┌──

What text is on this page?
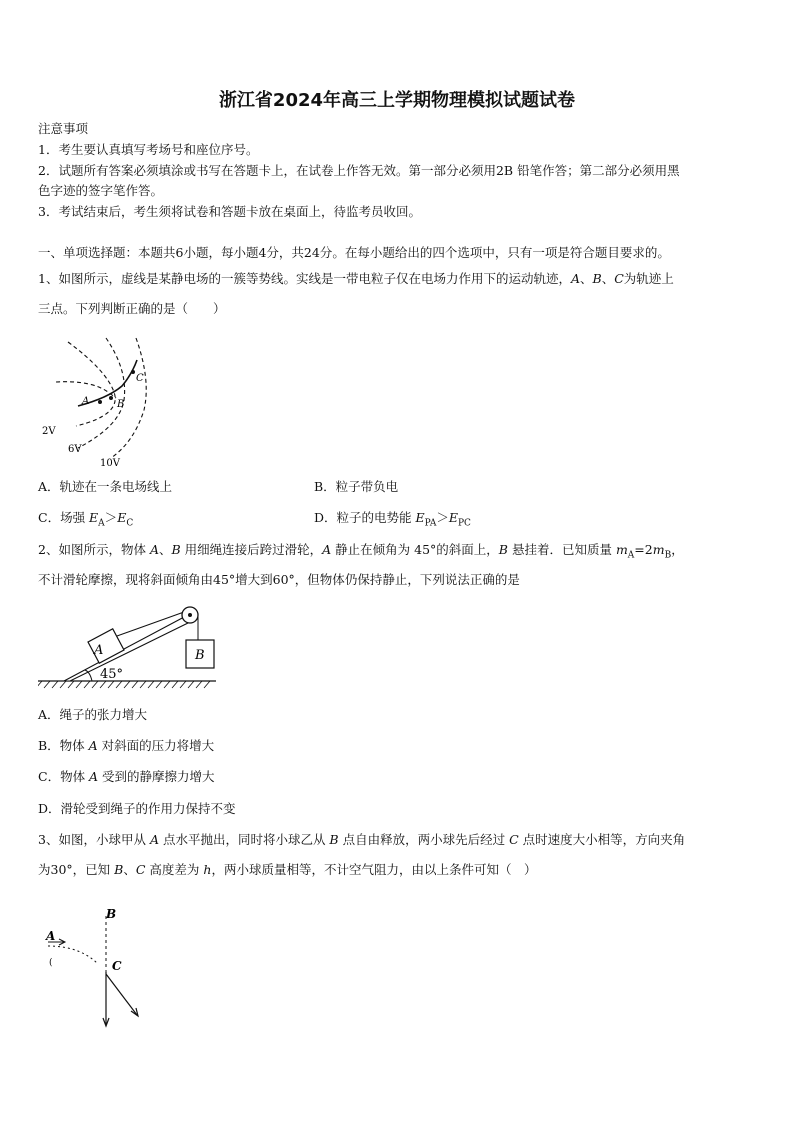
浙江省2024年高三上学期物理模拟试题试卷
注意事项
1．考生要认真填写考场号和座位序号。
2．试题所有答案必须填涂或书写在答题卡上，在试卷上作答无效。第一部分必须用2B 铅笔作答；第二部分必须用黑
色字迹的签字笔作答。
3．考试结束后，考生须将试卷和答题卡放在桌面上，待监考员收回。
一、单项选择题：本题共6小题，每小题4分，共24分。在每小题给出的四个选项中，只有一项是符合题目要求的。
1、如图所示，虚线是某静电场的一簇等势线。实线是一带电粒子仅在电场力作用下的运动轨迹，A、B、C为轨迹上
三点。下列判断正确的是（　　）
A	B
C
2V
6V
10V
A．轨迹在一条电场线上	B．粒子带负电
C．场强 $E_A>E_C$	D．粒子的电势能 $E_{PA}>E_{PC}$
2、如图所示，物体 A、B 用细绳连接后跨过滑轮，A 静止在倾角为 45°的斜面上，B 悬挂着．已知质量 $m_A=2m_B$，
不计滑轮摩擦，现将斜面倾角由45°增大到60°，但物体仍保持静止，下列说法正确的是
A	B
45°
A．绳子的张力增大
B．物体 A 对斜面的压力将增大
C．物体 A 受到的静摩擦力增大
D．滑轮受到绳子的作用力保持不变
3、如图，小球甲从 A 点水平抛出，同时将小球乙从 B 点自由释放，两小球先后经过 C 点时速度大小相等，方向夹角
为30°，已知 B、C 高度差为 h，两小球质量相等，不计空气阻力，由以上条件可知（　）
A
(
B
C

└──

**Aim:** Restate the data above word for word. Skip every picture.

**The solution:**
What text is on this page?
浙江省2024年高三上学期物理模拟试题试卷
注意事项
1．考生要认真填写考场号和座位序号。
2．试题所有答案必须填涂或书写在答题卡上，在试卷上作答无效。第一部分必须用2B 铅笔作答；第二部分必须用黑
色字迹的签字笔作答。
3．考试结束后，考生须将试卷和答题卡放在桌面上，待监考员收回。
一、单项选择题：本题共6小题，每小题4分，共24分。在每小题给出的四个选项中，只有一项是符合题目要求的。
1、如图所示，虚线是某静电场的一簇等势线。实线是一带电粒子仅在电场力作用下的运动轨迹，A、B、C为轨迹上
三点。下列判断正确的是（　　）
A	B
C
2V
6V
10V
A．轨迹在一条电场线上	B．粒子带负电
C．场强 $E_A>E_C$	D．粒子的电势能 $E_{PA}>E_{PC}$
2、如图所示，物体 A、B 用细绳连接后跨过滑轮，A 静止在倾角为 45°的斜面上，B 悬挂着．已知质量 $m_A=2m_B$，
不计滑轮摩擦，现将斜面倾角由45°增大到60°，但物体仍保持静止，下列说法正确的是
A	B
45°
A．绳子的张力增大
B．物体 A 对斜面的压力将增大
C．物体 A 受到的静摩擦力增大
D．滑轮受到绳子的作用力保持不变
3、如图，小球甲从 A 点水平抛出，同时将小球乙从 B 点自由释放，两小球先后经过 C 点时速度大小相等，方向夹角
为30°，已知 B、C 高度差为 h，两小球质量相等，不计空气阻力，由以上条件可知（　）
A
(
B
C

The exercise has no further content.